Design for Artificial Intelligence

Kore
The Startup
Published in
13 min readApr 29, 2020

--

In traditional software systems, outcomes are discrete and the creators are aware of the behaviour of these systems (rigid set of instructions). AI/ML-based systems bring a fundamental shift to this way of thinking where instead of programming a system to do a certain action, it’s creators provide data and nurture them to curate outcomes based on the input. These systems learn over time.

Source: https://woktossrobot.com/aiguide/

Systems with AI/ML components are probabilistic in nature and the product might work differently for different users. There are three key considerations that product creators need to keep in mind when building AI products:

  1. Building trust with users of the AI system
  2. Designing feedback — Helping users improve the AI model
  3. Handling errors and failures — What to do when things go wrong

Building trust with users of the AI system

Because AI-driven systems are based on probability and uncertainty, it is important for users to understand how and when to trust the system. The right level of explanation is key to helping users understand how the system works. When users have the right level of control over the system, they can understand how and when to trust it to help accomplish their goals.

Explaining how the AI system works is key to building trust. When onboarding users it is important to explain what the system can do and how well can it do it.

Users shouldn’t implicitly trust your system, rather the system should help the user in assessing whether a result is trustworthy. There are cases where some users are completely averse to AI decisions while in others they are too trusting of the system. Ideally, both these extremes need to be avoided.

Build trust with the user’s of your AI system by:

  • Explaining how the system uses data
  • Explaining confidence of system results
  • Partially explaining in cases where giving a full explanation would lead to confusion
  • Reducing bias in your datasets

Explaining how the system uses data

Whenever possible, the AI system should explain the following aspects of data use:

Scope
Show an overview of the data being collected about the user and which aspects of the data are being used for what purpose. At the same time, the system should inform the user that a lack of data might mean that they need to use their own judgement. Counterfactuals may be used to explain why the AI did not make a certain decision or prediction.

Scope (Source: https://woktossrobot.com/)

Reach
Explain whether the system is personalized to the user (Spotify daily playlist) or aggregated (Amazon product suggestions) across all users.

Reach (Source: https://woktossrobot.com/)

Editability
Tell users whether they can remove, reset or edit the data being used by the AI system.

Editability (Source: https://woktossrobot.com/)

Explaining confidence of system results

Confidence levels are a readily available AI system output and are a great tool that can be used to explain the workings of an AI system. Confidence levels help users gauge how much trust to put in AI systems.

Confidence level is a statistical measurement that indicates how confident the AI system is about a particular outcome.

Let’s assume our biryani detector categorizes results in low, medium and high confidence levels. For each result type, we design it to answer differently. When you give it an image of biryani, it has a high level of confidence in its result and we design it to say “That’s biryani! Looks delicious.” When you give it an image of a pulao which somewhat resembles a biryani, we design it to say “Hey this might be biryani! You can tell me if it’s not.” When you give it an image of a pasta, we design it to say “That’s not biryani!.”

Source: https://woktossrobot.com/aiguide/

A confidence level is often a value between 0 (no confidence) and 1 (full confidence) which is converted into a percentage. In most real-world scenarios, you will never get a definite 0 or 1.

Excerpted data:
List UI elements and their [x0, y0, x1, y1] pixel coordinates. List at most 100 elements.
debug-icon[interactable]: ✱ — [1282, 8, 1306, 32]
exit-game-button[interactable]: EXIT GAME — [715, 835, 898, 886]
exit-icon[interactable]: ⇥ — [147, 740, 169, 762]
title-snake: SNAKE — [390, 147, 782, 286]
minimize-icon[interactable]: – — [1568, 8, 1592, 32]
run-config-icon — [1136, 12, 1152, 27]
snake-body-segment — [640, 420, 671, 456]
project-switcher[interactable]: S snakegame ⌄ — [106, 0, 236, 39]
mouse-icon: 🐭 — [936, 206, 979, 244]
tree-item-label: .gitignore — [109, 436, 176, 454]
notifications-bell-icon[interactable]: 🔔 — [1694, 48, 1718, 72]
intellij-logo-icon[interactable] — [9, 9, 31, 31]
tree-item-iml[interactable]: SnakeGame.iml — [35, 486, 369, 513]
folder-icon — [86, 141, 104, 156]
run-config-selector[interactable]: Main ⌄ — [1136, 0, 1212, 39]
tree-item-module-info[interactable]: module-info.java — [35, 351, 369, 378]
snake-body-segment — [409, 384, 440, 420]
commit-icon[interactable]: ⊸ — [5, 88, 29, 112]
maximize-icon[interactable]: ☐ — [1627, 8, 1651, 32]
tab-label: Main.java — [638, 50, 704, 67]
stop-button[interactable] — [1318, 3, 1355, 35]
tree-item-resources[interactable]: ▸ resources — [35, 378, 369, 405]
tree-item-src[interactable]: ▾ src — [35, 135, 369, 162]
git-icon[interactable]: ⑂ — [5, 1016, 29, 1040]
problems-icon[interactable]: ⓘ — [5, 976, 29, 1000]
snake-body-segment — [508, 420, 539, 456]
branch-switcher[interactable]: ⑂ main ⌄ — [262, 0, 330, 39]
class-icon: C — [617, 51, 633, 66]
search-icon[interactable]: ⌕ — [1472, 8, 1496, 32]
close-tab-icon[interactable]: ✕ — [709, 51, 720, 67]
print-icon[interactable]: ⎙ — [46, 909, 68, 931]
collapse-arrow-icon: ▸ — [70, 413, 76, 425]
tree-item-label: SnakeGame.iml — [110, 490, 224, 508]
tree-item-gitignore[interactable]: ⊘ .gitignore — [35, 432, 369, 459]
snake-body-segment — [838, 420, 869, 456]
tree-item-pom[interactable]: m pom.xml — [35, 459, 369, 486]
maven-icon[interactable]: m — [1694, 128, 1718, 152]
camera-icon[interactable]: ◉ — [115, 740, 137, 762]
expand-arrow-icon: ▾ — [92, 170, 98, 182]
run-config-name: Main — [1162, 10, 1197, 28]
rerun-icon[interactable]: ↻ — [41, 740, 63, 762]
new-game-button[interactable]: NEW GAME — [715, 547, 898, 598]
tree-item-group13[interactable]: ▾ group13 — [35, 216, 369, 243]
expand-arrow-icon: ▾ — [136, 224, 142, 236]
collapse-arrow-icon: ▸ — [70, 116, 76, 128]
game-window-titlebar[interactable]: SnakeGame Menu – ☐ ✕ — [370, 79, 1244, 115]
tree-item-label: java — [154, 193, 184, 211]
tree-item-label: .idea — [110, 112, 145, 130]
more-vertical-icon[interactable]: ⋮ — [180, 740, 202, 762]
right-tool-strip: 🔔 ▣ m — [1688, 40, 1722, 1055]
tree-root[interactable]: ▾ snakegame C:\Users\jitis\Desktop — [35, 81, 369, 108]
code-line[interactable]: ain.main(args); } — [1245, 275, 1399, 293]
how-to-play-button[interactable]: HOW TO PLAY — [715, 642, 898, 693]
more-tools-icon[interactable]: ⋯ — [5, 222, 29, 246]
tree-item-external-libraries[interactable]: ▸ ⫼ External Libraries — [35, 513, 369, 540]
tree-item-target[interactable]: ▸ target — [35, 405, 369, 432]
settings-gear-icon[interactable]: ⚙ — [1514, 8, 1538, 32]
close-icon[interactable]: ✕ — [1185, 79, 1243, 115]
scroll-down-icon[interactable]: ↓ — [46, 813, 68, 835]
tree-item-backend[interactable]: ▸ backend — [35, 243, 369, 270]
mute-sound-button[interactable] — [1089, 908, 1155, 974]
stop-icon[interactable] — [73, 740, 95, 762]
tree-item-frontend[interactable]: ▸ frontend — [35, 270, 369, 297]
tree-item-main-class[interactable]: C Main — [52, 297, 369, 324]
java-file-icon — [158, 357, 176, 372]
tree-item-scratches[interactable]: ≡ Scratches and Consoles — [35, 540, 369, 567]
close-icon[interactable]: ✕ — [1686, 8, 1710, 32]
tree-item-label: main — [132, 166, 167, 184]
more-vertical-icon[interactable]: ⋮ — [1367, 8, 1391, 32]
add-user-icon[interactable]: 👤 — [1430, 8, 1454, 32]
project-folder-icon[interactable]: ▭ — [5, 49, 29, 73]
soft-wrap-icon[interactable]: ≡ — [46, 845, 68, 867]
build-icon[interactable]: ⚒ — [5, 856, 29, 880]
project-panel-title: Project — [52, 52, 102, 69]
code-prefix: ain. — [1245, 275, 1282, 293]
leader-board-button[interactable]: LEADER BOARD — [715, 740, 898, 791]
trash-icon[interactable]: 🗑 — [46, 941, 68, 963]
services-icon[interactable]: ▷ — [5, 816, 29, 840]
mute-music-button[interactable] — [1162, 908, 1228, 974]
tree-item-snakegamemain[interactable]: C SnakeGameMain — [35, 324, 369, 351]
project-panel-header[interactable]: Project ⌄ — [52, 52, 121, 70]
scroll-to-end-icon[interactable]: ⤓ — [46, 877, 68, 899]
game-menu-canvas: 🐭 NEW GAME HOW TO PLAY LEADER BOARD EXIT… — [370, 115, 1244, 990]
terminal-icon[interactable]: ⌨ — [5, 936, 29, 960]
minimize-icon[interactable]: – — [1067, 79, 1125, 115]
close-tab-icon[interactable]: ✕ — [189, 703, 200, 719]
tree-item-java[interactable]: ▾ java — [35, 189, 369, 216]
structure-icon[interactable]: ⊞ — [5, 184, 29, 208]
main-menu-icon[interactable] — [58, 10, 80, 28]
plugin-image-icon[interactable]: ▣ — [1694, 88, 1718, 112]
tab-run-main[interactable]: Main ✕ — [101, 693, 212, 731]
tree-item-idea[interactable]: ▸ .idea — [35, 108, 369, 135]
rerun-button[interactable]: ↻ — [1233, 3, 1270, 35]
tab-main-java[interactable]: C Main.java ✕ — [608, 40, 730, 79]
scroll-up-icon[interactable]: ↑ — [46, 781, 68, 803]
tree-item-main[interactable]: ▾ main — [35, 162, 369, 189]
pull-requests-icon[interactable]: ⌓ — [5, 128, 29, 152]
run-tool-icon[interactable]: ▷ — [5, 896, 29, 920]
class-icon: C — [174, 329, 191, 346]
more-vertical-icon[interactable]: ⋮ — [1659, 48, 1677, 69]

The tasks:
1) From the article on designing for AI above, copy the passage starting at "A confidence level" and ending at "definite 0 or 1.".
2) According to the article on designing for AI, between which two values does a confidence level often fall?

Results for the exercise:
1)
A confidence level is often a value between 0 (no confidence) and 1 (full confidence) which is converted into a percentage. In most real-world scenarios, you will never get a definite 0 or 1.

2) Between 0 (no confidence) and 1 (full confidence), converted into a percentage.